■ **Short problem**: How many of the lines that follow contain the word "النمو"? Give only the number.
▼
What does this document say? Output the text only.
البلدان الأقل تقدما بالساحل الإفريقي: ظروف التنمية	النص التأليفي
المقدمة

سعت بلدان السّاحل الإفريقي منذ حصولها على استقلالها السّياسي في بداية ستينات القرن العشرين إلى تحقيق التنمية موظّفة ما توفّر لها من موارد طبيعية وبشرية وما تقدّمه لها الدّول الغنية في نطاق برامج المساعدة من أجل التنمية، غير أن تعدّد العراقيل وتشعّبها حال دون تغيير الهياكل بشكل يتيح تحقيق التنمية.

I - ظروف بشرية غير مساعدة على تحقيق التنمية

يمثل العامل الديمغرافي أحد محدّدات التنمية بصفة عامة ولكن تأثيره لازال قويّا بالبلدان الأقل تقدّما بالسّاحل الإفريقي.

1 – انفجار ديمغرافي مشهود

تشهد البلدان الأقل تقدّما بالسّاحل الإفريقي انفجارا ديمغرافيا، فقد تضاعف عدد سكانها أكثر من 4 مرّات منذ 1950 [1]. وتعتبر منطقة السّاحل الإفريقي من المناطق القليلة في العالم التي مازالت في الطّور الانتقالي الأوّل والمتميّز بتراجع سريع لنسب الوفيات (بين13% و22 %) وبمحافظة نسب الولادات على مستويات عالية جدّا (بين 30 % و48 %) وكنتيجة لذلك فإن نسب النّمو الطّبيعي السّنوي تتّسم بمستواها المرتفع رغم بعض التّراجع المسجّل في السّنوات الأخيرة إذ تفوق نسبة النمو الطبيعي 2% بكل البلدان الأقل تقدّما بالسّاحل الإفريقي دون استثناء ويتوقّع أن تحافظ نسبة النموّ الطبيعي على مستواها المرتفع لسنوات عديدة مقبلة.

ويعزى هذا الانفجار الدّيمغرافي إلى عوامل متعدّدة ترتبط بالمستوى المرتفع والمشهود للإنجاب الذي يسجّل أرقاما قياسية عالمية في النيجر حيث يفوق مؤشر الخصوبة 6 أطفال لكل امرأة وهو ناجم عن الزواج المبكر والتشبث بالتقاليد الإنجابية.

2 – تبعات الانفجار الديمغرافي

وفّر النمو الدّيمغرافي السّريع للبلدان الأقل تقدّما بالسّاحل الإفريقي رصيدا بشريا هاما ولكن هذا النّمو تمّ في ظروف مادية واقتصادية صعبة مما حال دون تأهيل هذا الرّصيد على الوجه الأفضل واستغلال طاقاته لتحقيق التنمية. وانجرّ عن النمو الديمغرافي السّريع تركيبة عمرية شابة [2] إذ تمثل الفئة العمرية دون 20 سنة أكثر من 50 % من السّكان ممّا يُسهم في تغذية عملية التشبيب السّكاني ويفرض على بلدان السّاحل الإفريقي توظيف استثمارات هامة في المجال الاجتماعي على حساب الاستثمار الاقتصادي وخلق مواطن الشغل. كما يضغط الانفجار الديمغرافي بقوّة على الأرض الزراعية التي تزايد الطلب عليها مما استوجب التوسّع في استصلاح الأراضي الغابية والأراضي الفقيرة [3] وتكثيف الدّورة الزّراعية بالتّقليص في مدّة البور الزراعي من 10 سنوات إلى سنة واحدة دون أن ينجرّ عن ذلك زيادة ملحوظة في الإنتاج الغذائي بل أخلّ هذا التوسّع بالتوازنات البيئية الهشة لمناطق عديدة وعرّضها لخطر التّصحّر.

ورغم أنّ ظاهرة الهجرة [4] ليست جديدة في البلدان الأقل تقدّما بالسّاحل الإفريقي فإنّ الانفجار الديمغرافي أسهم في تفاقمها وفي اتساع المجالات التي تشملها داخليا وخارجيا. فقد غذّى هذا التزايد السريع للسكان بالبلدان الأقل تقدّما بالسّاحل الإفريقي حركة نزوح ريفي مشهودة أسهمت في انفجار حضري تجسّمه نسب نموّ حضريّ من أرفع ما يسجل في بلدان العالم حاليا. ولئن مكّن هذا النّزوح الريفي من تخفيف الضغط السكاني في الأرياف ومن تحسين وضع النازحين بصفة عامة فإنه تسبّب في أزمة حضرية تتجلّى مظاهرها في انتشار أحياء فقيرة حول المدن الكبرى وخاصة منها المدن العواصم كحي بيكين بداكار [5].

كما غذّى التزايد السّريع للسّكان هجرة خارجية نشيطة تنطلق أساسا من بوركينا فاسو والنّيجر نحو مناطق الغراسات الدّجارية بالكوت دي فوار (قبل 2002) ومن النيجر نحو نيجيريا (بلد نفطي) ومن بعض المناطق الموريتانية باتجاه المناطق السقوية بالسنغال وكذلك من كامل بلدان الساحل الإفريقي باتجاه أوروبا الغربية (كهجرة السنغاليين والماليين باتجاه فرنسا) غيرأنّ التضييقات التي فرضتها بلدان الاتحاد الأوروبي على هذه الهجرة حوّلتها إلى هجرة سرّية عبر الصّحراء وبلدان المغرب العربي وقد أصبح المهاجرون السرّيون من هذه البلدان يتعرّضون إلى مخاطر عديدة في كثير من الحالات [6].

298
▲
■ **Written answer**: 2